• **What the exercise asks**:
Skip all pictures, then print the remaining material exactly.

• **Rows**:
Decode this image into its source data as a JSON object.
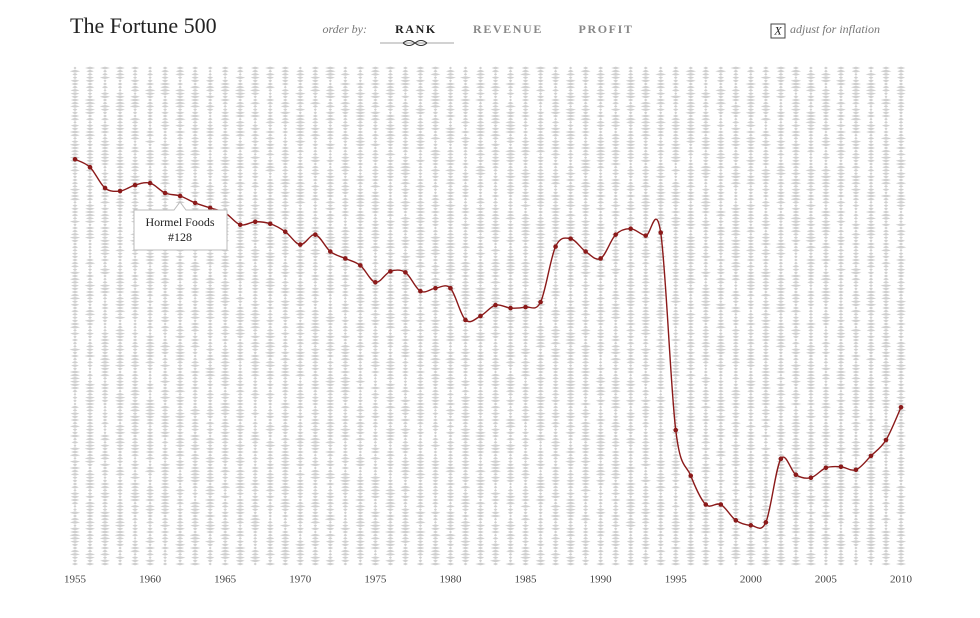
{
  "header": {
    "title": "The Fortune 500",
    "order_label": "order by:",
    "order_options": [
      "RANK",
      "REVENUE",
      "PROFIT"
    ],
    "checkbox_mark": "X",
    "checkbox_label": "adjust for inflation"
  },
  "chart_data": {
    "type": "line",
    "color": "#8b1a1a",
    "x": [
      1955,
      1956,
      1957,
      1958,
      1959,
      1960,
      1961,
      1962,
      1963,
      1964,
      1965,
      1966,
      1967,
      1968,
      1969,
      1970,
      1971,
      1972,
      1973,
      1974,
      1975,
      1976,
      1977,
      1978,
      1979,
      1980,
      1981,
      1982,
      1983,
      1984,
      1985,
      1986,
      1987,
      1988,
      1989,
      1990,
      1991,
      1992,
      1993,
      1994,
      1995,
      1996,
      1997,
      1998,
      1999,
      2000,
      2001,
      2002,
      2003,
      2004,
      2005,
      2006,
      2007,
      2008,
      2009,
      2010
    ],
    "values": [
      91,
      99,
      120,
      123,
      117,
      115,
      125,
      128,
      135,
      140,
      145,
      157,
      154,
      156,
      164,
      177,
      167,
      184,
      191,
      198,
      215,
      204,
      205,
      224,
      221,
      221,
      253,
      249,
      238,
      241,
      240,
      235,
      179,
      171,
      184,
      191,
      167,
      161,
      168,
      165,
      364,
      410,
      439,
      439,
      455,
      460,
      457,
      393,
      409,
      412,
      402,
      401,
      404,
      390,
      374,
      341
    ],
    "xlim": [
      1955,
      2010
    ],
    "xticks": [
      1955,
      1960,
      1965,
      1970,
      1975,
      1980,
      1985,
      1990,
      1995,
      2000,
      2005,
      2010
    ],
    "ylim": [
      500,
      1
    ],
    "tooltip": {
      "name": "Hormel Foods",
      "value_label": "#128"
    }
  }
}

• **Task answer**:
Decode this image into its source data as a JSON object.
{
  "header": {
    "title": "The Fortune 500",
    "order_label": "order by:",
    "order_options": [
      "RANK",
      "REVENUE",
      "PROFIT"
    ],
    "checkbox_mark": "X",
    "checkbox_label": "adjust for inflation"
  },
  "chart_data": {
    "type": "line",
    "color": "#8b1a1a",
    "x": [
      1955,
      1956,
      1957,
      1958,
      1959,
      1960,
      1961,
      1962,
      1963,
      1964,
      1965,
      1966,
      1967,
      1968,
      1969,
      1970,
      1971,
      1972,
      1973,
      1974,
      1975,
      1976,
      1977,
      1978,
      1979,
      1980,
      1981,
      1982,
      1983,
      1984,
      1985,
      1986,
      1987,
      1988,
      1989,
      1990,
      1991,
      1992,
      1993,
      1994,
      1995,
      1996,
      1997,
      1998,
      1999,
      2000,
      2001,
      2002,
      2003,
      2004,
      2005,
      2006,
      2007,
      2008,
      2009,
      2010
    ],
    "values": [
      91,
      99,
      120,
      123,
      117,
      115,
      125,
      128,
      135,
      140,
      145,
      157,
      154,
      156,
      164,
      177,
      167,
      184,
      191,
      198,
      215,
      204,
      205,
      224,
      221,
      221,
      253,
      249,
      238,
      241,
      240,
      235,
      179,
      171,
      184,
      191,
      167,
      161,
      168,
      165,
      364,
      410,
      439,
      439,
      455,
      460,
      457,
      393,
      409,
      412,
      402,
      401,
      404,
      390,
      374,
      341
    ],
    "xlim": [
      1955,
      2010
    ],
    "xticks": [
      1955,
      1960,
      1965,
      1970,
      1975,
      1980,
      1985,
      1990,
      1995,
      2000,
      2005,
      2010
    ],
    "ylim": [
      500,
      1
    ],
    "tooltip": {
      "name": "Hormel Foods",
      "value_label": "#128"
    }
  }
}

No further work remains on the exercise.